Information supplied:
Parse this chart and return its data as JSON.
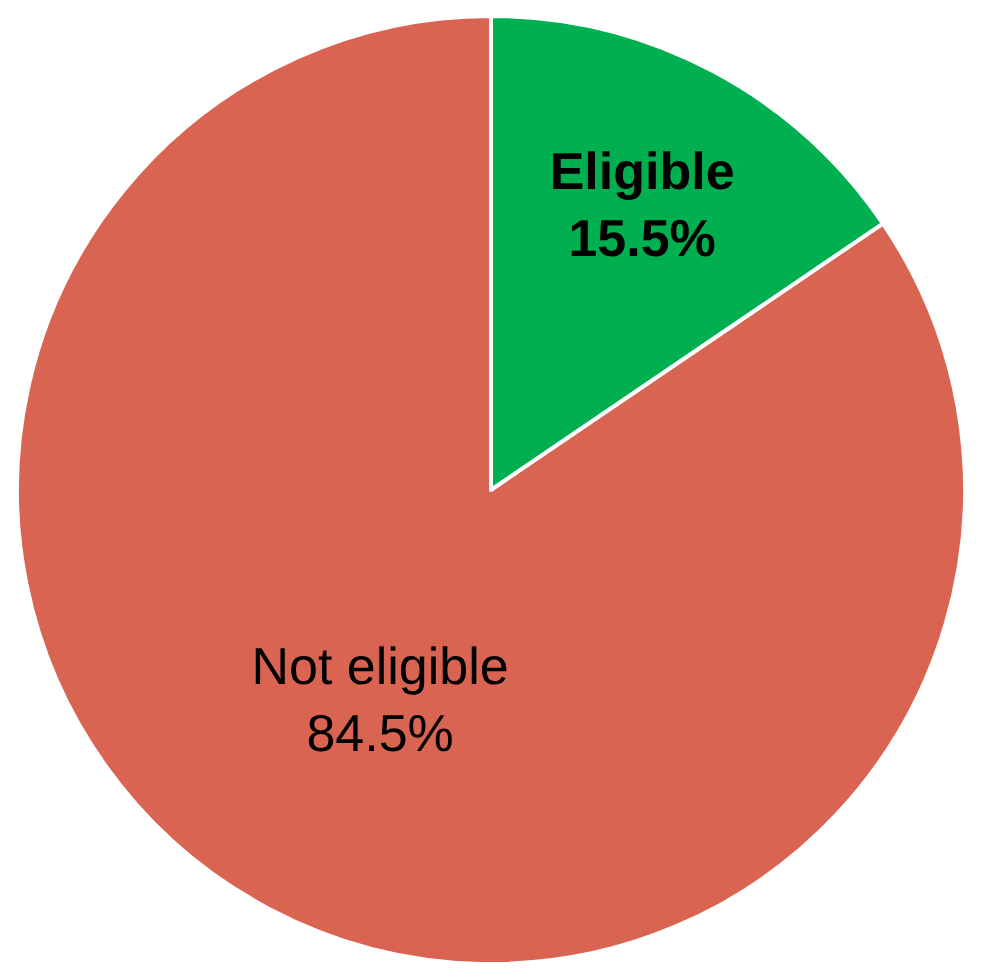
{
  "chart_data": {
    "type": "pie",
    "categories": [
      "Eligible",
      "Not eligible"
    ],
    "values": [
      15.5,
      84.5
    ],
    "colors": [
      "#00b050",
      "#d86451"
    ],
    "value_labels": [
      "15.5%",
      "84.5%"
    ],
    "legend": false
  }
}
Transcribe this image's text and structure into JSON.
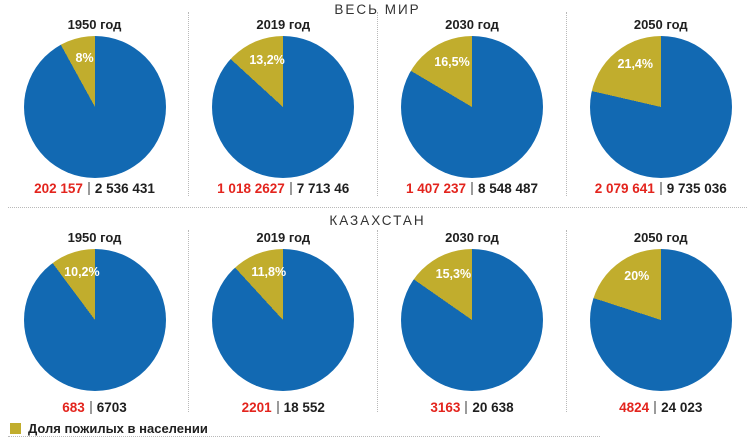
{
  "colors": {
    "elderly": "#c1ad2d",
    "rest": "#1269b2",
    "highlight_red": "#e3241d",
    "text_dark": "#1f1f1f",
    "dotted_divider": "#b9b9b9",
    "value_separator_gray": "#9b9b9b",
    "percent_label_text": "#ffffff"
  },
  "legend": {
    "label": "Доля пожилых в населении"
  },
  "chart_data": {
    "type": "pie",
    "layout": "2 rows x 4 pies, dotted dividers between columns and rows, legend bottom-left",
    "slice_direction": "elderly slice drawn counterclockwise from 12 o'clock",
    "legend": [
      "Доля пожилых в населении"
    ],
    "sections": [
      {
        "title": "ВЕСЬ МИР",
        "pies": [
          {
            "year_label": "1950 год",
            "percent_elderly": 8,
            "percent_label": "8%",
            "elderly_value": "202 157",
            "total_value": "2 536 431"
          },
          {
            "year_label": "2019 год",
            "percent_elderly": 13.2,
            "percent_label": "13,2%",
            "elderly_value": "1 018 2627",
            "total_value": "7 713 46"
          },
          {
            "year_label": "2030 год",
            "percent_elderly": 16.5,
            "percent_label": "16,5%",
            "elderly_value": "1 407 237",
            "total_value": "8 548 487"
          },
          {
            "year_label": "2050 год",
            "percent_elderly": 21.4,
            "percent_label": "21,4%",
            "elderly_value": "2 079 641",
            "total_value": "9 735 036"
          }
        ]
      },
      {
        "title": "КАЗАХСТАН",
        "pies": [
          {
            "year_label": "1950 год",
            "percent_elderly": 10.2,
            "percent_label": "10,2%",
            "elderly_value": "683",
            "total_value": "6703"
          },
          {
            "year_label": "2019 год",
            "percent_elderly": 11.8,
            "percent_label": "11,8%",
            "elderly_value": "2201",
            "total_value": "18 552"
          },
          {
            "year_label": "2030 год",
            "percent_elderly": 15.3,
            "percent_label": "15,3%",
            "elderly_value": "3163",
            "total_value": "20 638"
          },
          {
            "year_label": "2050 год",
            "percent_elderly": 20,
            "percent_label": "20%",
            "elderly_value": "4824",
            "total_value": "24 023"
          }
        ]
      }
    ]
  }
}
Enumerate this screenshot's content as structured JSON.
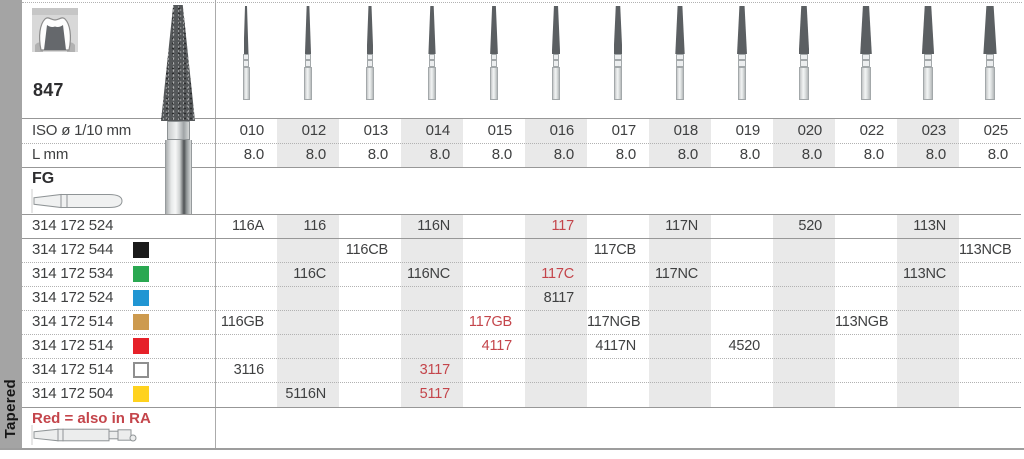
{
  "header": {
    "series": "847",
    "side_label": "Tapered",
    "tool_icon": "crown-prep-icon"
  },
  "table": {
    "iso_label": "ISO ø 1/10 mm",
    "l_label": "L mm",
    "shank_type_label": "FG",
    "columns": [
      "010",
      "012",
      "013",
      "014",
      "015",
      "016",
      "017",
      "018",
      "019",
      "020",
      "022",
      "023",
      "025"
    ],
    "l_values": [
      "8.0",
      "8.0",
      "8.0",
      "8.0",
      "8.0",
      "8.0",
      "8.0",
      "8.0",
      "8.0",
      "8.0",
      "8.0",
      "8.0",
      "8.0"
    ],
    "rows": [
      {
        "code": "314 172 524",
        "grit_color": null,
        "outlined": false,
        "cells": [
          {
            "col": "010",
            "text": "116A"
          },
          {
            "col": "012",
            "text": "116"
          },
          {
            "col": "014",
            "text": "116N"
          },
          {
            "col": "016",
            "text": "117",
            "red": true
          },
          {
            "col": "018",
            "text": "117N"
          },
          {
            "col": "020",
            "text": "520"
          },
          {
            "col": "023",
            "text": "113N"
          }
        ]
      },
      {
        "code": "314 172 544",
        "grit_color": "#1a1a1a",
        "outlined": false,
        "cells": [
          {
            "col": "013",
            "text": "116CB"
          },
          {
            "col": "017",
            "text": "117CB"
          },
          {
            "col": "025",
            "text": "113NCB"
          }
        ]
      },
      {
        "code": "314 172 534",
        "grit_color": "#2aa851",
        "outlined": false,
        "cells": [
          {
            "col": "012",
            "text": "116C"
          },
          {
            "col": "014",
            "text": "116NC"
          },
          {
            "col": "016",
            "text": "117C",
            "red": true
          },
          {
            "col": "018",
            "text": "117NC"
          },
          {
            "col": "023",
            "text": "113NC"
          }
        ]
      },
      {
        "code": "314 172 524",
        "grit_color": "#2196d3",
        "outlined": false,
        "cells": [
          {
            "col": "016",
            "text": "8117"
          }
        ]
      },
      {
        "code": "314 172 514",
        "grit_color": "#cd9a4e",
        "outlined": false,
        "cells": [
          {
            "col": "010",
            "text": "116GB"
          },
          {
            "col": "015",
            "text": "117GB",
            "red": true
          },
          {
            "col": "017",
            "text": "117NGB"
          },
          {
            "col": "022",
            "text": "113NGB"
          }
        ]
      },
      {
        "code": "314 172 514",
        "grit_color": "#e62129",
        "outlined": false,
        "cells": [
          {
            "col": "015",
            "text": "4117",
            "red": true
          },
          {
            "col": "017",
            "text": "4117N"
          },
          {
            "col": "019",
            "text": "4520"
          }
        ]
      },
      {
        "code": "314 172 514",
        "grit_color": "#ffffff",
        "outlined": true,
        "cells": [
          {
            "col": "010",
            "text": "3116"
          },
          {
            "col": "014",
            "text": "3117",
            "red": true
          }
        ]
      },
      {
        "code": "314 172 504",
        "grit_color": "#ffd21e",
        "outlined": false,
        "cells": [
          {
            "col": "012",
            "text": "5116N"
          },
          {
            "col": "014",
            "text": "5117",
            "red": true
          }
        ]
      }
    ],
    "footnote": "Red = also in RA"
  },
  "colors": {
    "red_text": "#c4454b",
    "band": "#e9e9e9",
    "strip": "#a4a4a4"
  }
}
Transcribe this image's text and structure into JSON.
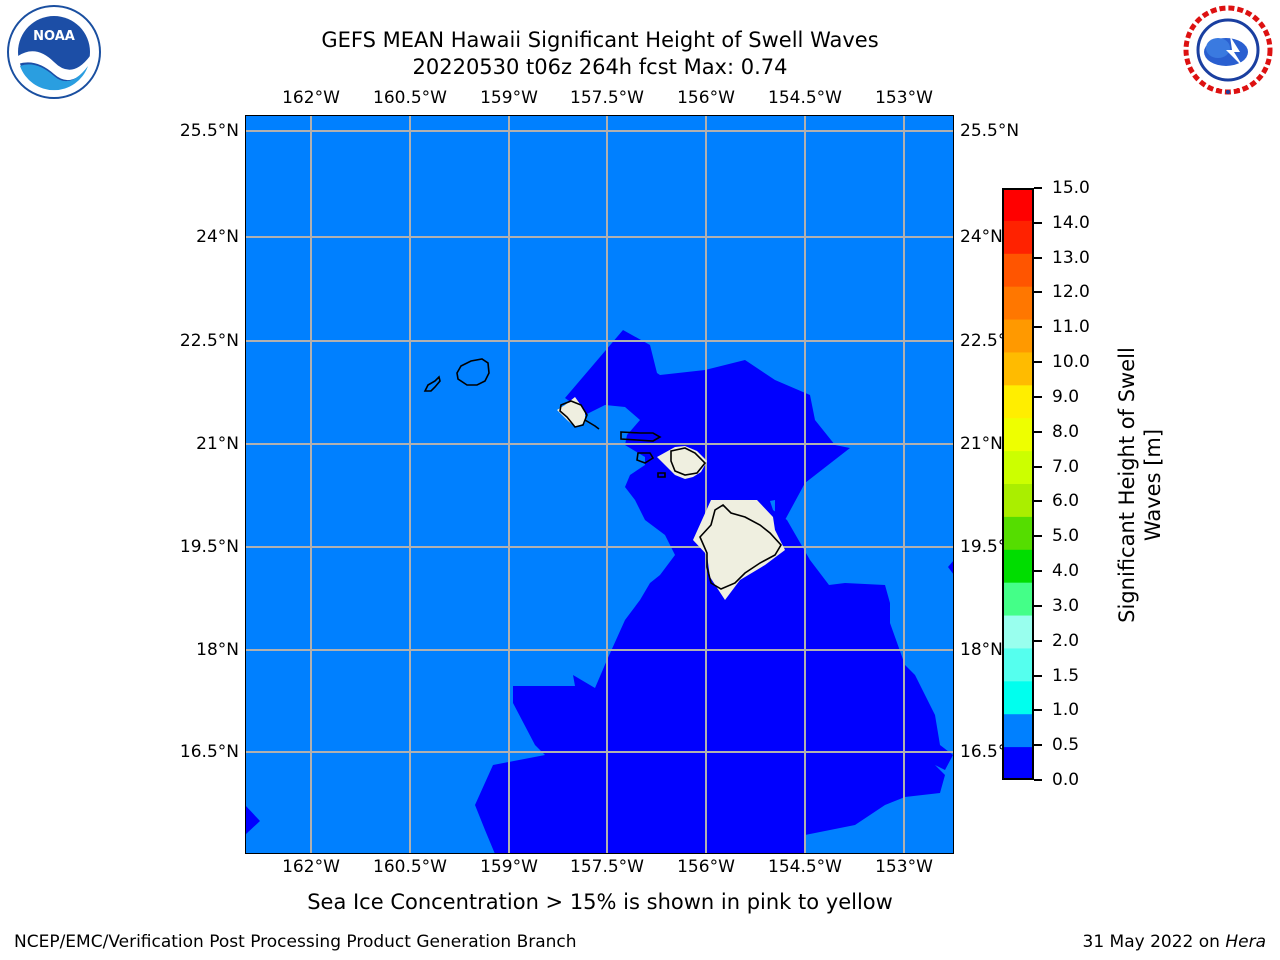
{
  "title": {
    "line1": "GEFS MEAN Hawaii Significant Height of Swell Waves",
    "line2": "20220530 t06z 264h fcst   Max: 0.74"
  },
  "logos": {
    "left": "noaa-logo",
    "left_text": "NOAA",
    "right": "national-weather-service-logo",
    "right_text": "NATIONAL WEATHER SERVICE"
  },
  "map": {
    "lon_ticks": [
      "162°W",
      "160.5°W",
      "159°W",
      "157.5°W",
      "156°W",
      "154.5°W",
      "153°W"
    ],
    "lat_ticks": [
      "25.5°N",
      "24°N",
      "22.5°N",
      "21°N",
      "19.5°N",
      "18°N",
      "16.5°N"
    ],
    "lat_ticks_right": [
      "25.5°N",
      "24°N",
      "22.5°N",
      "21°N",
      "19.5°N",
      "18°N",
      "16.5°N"
    ],
    "ocean_color": "#0080ff",
    "low_band_color": "#0000ff",
    "land_color": "#efefe0"
  },
  "colorbar": {
    "label_line1": "Significant Height of Swell",
    "label_line2": "Waves [m]",
    "ticks": [
      "15.0",
      "14.0",
      "13.0",
      "12.0",
      "11.0",
      "10.0",
      "9.0",
      "8.0",
      "7.0",
      "6.0",
      "5.0",
      "4.0",
      "3.0",
      "2.0",
      "1.5",
      "1.0",
      "0.5",
      "0.0"
    ],
    "colors": [
      "#ff0000",
      "#ff2200",
      "#ff5500",
      "#ff7700",
      "#ff9900",
      "#ffbb00",
      "#ffee00",
      "#eeff00",
      "#ccff00",
      "#aaee00",
      "#55dd00",
      "#00dd00",
      "#44ff88",
      "#99ffee",
      "#55ffee",
      "#00ffee",
      "#0080ff",
      "#0000ff"
    ]
  },
  "notes": {
    "sea_ice": "Sea Ice Concentration > 15% is shown in pink to yellow"
  },
  "footer": {
    "left": "NCEP/EMC/Verification Post Processing Product Generation Branch",
    "right_date": "31 May 2022 on ",
    "right_host": "Hera"
  }
}
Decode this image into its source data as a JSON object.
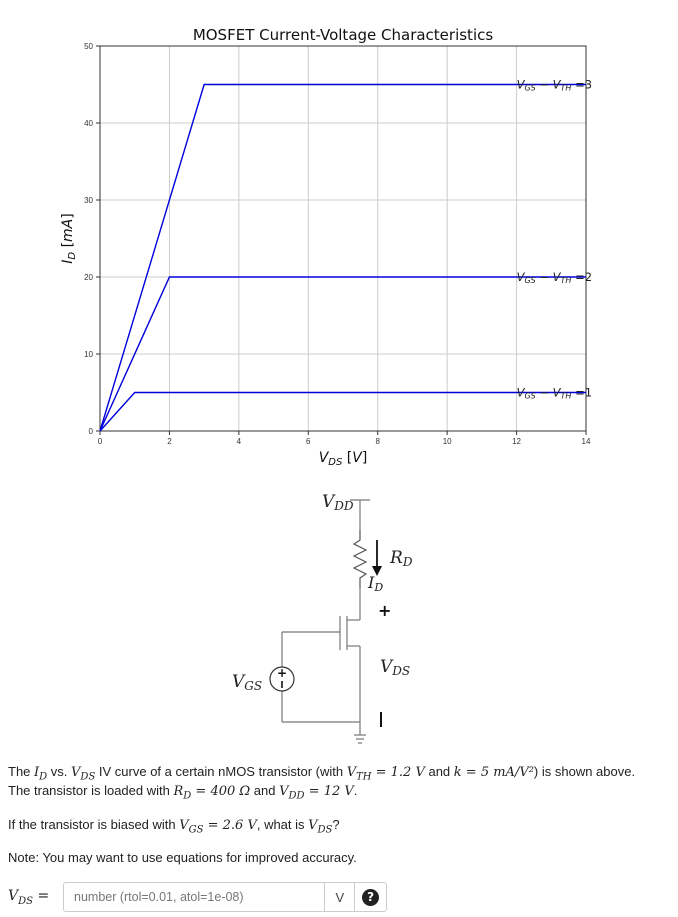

Task objective: Search the preceding listing for "населении" and extract every line where it is found.

Exercise answer:
    "label": "Доля пожилых в населении"
      "Доля пожилых в населении"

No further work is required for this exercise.